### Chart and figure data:
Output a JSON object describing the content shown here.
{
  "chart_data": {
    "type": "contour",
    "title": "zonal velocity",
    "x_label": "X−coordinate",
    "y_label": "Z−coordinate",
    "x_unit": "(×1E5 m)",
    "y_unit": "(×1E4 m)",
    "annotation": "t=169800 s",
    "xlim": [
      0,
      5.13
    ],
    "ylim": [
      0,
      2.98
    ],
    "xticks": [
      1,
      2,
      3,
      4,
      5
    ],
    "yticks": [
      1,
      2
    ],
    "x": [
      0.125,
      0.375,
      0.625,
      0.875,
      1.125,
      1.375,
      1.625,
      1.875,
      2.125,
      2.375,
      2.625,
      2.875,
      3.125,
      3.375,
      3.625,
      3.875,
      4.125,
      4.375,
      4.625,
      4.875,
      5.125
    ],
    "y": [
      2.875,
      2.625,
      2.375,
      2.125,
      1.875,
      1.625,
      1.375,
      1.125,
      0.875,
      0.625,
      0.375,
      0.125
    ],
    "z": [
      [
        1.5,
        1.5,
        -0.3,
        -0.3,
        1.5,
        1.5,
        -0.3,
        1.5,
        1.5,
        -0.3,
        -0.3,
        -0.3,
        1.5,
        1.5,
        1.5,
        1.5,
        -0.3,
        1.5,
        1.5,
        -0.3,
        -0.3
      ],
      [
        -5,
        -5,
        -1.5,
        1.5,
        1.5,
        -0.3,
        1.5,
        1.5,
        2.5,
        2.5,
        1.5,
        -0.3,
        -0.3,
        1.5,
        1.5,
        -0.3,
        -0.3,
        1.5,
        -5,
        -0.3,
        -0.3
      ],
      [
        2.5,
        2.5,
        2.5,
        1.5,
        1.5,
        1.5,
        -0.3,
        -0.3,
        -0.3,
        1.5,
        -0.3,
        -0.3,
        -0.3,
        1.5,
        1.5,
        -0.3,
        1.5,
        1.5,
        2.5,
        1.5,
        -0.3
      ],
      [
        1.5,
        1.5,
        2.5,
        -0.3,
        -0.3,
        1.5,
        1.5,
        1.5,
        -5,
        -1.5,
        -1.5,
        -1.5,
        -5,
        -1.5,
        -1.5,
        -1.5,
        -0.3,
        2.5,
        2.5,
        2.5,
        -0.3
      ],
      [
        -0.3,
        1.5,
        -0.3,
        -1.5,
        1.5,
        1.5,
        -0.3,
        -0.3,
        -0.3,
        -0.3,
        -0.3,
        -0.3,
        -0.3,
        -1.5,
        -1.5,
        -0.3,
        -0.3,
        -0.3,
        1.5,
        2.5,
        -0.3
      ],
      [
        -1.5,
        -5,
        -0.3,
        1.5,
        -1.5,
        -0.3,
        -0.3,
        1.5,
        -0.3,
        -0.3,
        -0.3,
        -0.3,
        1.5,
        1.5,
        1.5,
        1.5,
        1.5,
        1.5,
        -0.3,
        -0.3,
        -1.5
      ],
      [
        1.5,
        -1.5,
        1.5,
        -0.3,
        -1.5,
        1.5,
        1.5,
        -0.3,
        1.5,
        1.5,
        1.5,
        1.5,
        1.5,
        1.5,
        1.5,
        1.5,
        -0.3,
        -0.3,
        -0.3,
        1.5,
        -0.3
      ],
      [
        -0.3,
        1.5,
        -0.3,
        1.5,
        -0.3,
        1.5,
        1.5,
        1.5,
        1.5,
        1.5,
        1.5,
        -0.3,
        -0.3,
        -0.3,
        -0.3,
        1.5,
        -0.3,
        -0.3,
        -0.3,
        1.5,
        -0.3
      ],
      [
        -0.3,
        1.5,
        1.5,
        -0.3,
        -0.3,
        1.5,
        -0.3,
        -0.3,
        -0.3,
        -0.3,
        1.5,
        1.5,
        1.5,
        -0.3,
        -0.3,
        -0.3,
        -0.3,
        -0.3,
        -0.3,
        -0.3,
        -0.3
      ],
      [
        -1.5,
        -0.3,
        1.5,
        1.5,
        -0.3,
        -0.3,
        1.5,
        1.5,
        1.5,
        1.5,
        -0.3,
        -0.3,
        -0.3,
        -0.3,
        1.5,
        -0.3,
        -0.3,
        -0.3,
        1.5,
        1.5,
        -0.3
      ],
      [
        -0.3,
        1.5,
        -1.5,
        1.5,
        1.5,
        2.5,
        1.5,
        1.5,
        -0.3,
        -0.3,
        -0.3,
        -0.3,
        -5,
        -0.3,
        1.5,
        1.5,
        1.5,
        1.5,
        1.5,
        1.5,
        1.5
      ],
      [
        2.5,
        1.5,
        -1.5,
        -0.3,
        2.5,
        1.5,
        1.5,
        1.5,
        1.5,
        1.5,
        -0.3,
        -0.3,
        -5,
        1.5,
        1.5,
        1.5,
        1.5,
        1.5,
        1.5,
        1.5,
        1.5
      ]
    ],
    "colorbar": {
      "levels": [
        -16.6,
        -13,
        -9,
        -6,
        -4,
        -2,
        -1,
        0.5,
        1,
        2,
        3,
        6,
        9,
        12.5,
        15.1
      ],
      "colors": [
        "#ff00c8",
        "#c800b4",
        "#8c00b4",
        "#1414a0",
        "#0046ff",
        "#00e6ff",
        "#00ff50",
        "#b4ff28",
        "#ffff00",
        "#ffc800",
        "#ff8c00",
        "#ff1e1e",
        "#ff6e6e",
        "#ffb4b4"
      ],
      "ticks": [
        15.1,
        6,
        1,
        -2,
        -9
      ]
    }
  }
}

### Requirements:
Output the complete data exactly as written.

### Answer to the exercise:
Output a JSON object describing the content shown here.
{
  "chart_data": {
    "type": "contour",
    "title": "zonal velocity",
    "x_label": "X−coordinate",
    "y_label": "Z−coordinate",
    "x_unit": "(×1E5 m)",
    "y_unit": "(×1E4 m)",
    "annotation": "t=169800 s",
    "xlim": [
      0,
      5.13
    ],
    "ylim": [
      0,
      2.98
    ],
    "xticks": [
      1,
      2,
      3,
      4,
      5
    ],
    "yticks": [
      1,
      2
    ],
    "x": [
      0.125,
      0.375,
      0.625,
      0.875,
      1.125,
      1.375,
      1.625,
      1.875,
      2.125,
      2.375,
      2.625,
      2.875,
      3.125,
      3.375,
      3.625,
      3.875,
      4.125,
      4.375,
      4.625,
      4.875,
      5.125
    ],
    "y": [
      2.875,
      2.625,
      2.375,
      2.125,
      1.875,
      1.625,
      1.375,
      1.125,
      0.875,
      0.625,
      0.375,
      0.125
    ],
    "z": [
      [
        1.5,
        1.5,
        -0.3,
        -0.3,
        1.5,
        1.5,
        -0.3,
        1.5,
        1.5,
        -0.3,
        -0.3,
        -0.3,
        1.5,
        1.5,
        1.5,
        1.5,
        -0.3,
        1.5,
        1.5,
        -0.3,
        -0.3
      ],
      [
        -5,
        -5,
        -1.5,
        1.5,
        1.5,
        -0.3,
        1.5,
        1.5,
        2.5,
        2.5,
        1.5,
        -0.3,
        -0.3,
        1.5,
        1.5,
        -0.3,
        -0.3,
        1.5,
        -5,
        -0.3,
        -0.3
      ],
      [
        2.5,
        2.5,
        2.5,
        1.5,
        1.5,
        1.5,
        -0.3,
        -0.3,
        -0.3,
        1.5,
        -0.3,
        -0.3,
        -0.3,
        1.5,
        1.5,
        -0.3,
        1.5,
        1.5,
        2.5,
        1.5,
        -0.3
      ],
      [
        1.5,
        1.5,
        2.5,
        -0.3,
        -0.3,
        1.5,
        1.5,
        1.5,
        -5,
        -1.5,
        -1.5,
        -1.5,
        -5,
        -1.5,
        -1.5,
        -1.5,
        -0.3,
        2.5,
        2.5,
        2.5,
        -0.3
      ],
      [
        -0.3,
        1.5,
        -0.3,
        -1.5,
        1.5,
        1.5,
        -0.3,
        -0.3,
        -0.3,
        -0.3,
        -0.3,
        -0.3,
        -0.3,
        -1.5,
        -1.5,
        -0.3,
        -0.3,
        -0.3,
        1.5,
        2.5,
        -0.3
      ],
      [
        -1.5,
        -5,
        -0.3,
        1.5,
        -1.5,
        -0.3,
        -0.3,
        1.5,
        -0.3,
        -0.3,
        -0.3,
        -0.3,
        1.5,
        1.5,
        1.5,
        1.5,
        1.5,
        1.5,
        -0.3,
        -0.3,
        -1.5
      ],
      [
        1.5,
        -1.5,
        1.5,
        -0.3,
        -1.5,
        1.5,
        1.5,
        -0.3,
        1.5,
        1.5,
        1.5,
        1.5,
        1.5,
        1.5,
        1.5,
        1.5,
        -0.3,
        -0.3,
        -0.3,
        1.5,
        -0.3
      ],
      [
        -0.3,
        1.5,
        -0.3,
        1.5,
        -0.3,
        1.5,
        1.5,
        1.5,
        1.5,
        1.5,
        1.5,
        -0.3,
        -0.3,
        -0.3,
        -0.3,
        1.5,
        -0.3,
        -0.3,
        -0.3,
        1.5,
        -0.3
      ],
      [
        -0.3,
        1.5,
        1.5,
        -0.3,
        -0.3,
        1.5,
        -0.3,
        -0.3,
        -0.3,
        -0.3,
        1.5,
        1.5,
        1.5,
        -0.3,
        -0.3,
        -0.3,
        -0.3,
        -0.3,
        -0.3,
        -0.3,
        -0.3
      ],
      [
        -1.5,
        -0.3,
        1.5,
        1.5,
        -0.3,
        -0.3,
        1.5,
        1.5,
        1.5,
        1.5,
        -0.3,
        -0.3,
        -0.3,
        -0.3,
        1.5,
        -0.3,
        -0.3,
        -0.3,
        1.5,
        1.5,
        -0.3
      ],
      [
        -0.3,
        1.5,
        -1.5,
        1.5,
        1.5,
        2.5,
        1.5,
        1.5,
        -0.3,
        -0.3,
        -0.3,
        -0.3,
        -5,
        -0.3,
        1.5,
        1.5,
        1.5,
        1.5,
        1.5,
        1.5,
        1.5
      ],
      [
        2.5,
        1.5,
        -1.5,
        -0.3,
        2.5,
        1.5,
        1.5,
        1.5,
        1.5,
        1.5,
        -0.3,
        -0.3,
        -5,
        1.5,
        1.5,
        1.5,
        1.5,
        1.5,
        1.5,
        1.5,
        1.5
      ]
    ],
    "colorbar": {
      "levels": [
        -16.6,
        -13,
        -9,
        -6,
        -4,
        -2,
        -1,
        0.5,
        1,
        2,
        3,
        6,
        9,
        12.5,
        15.1
      ],
      "colors": [
        "#ff00c8",
        "#c800b4",
        "#8c00b4",
        "#1414a0",
        "#0046ff",
        "#00e6ff",
        "#00ff50",
        "#b4ff28",
        "#ffff00",
        "#ffc800",
        "#ff8c00",
        "#ff1e1e",
        "#ff6e6e",
        "#ffb4b4"
      ],
      "ticks": [
        15.1,
        6,
        1,
        -2,
        -9
      ]
    }
  }
}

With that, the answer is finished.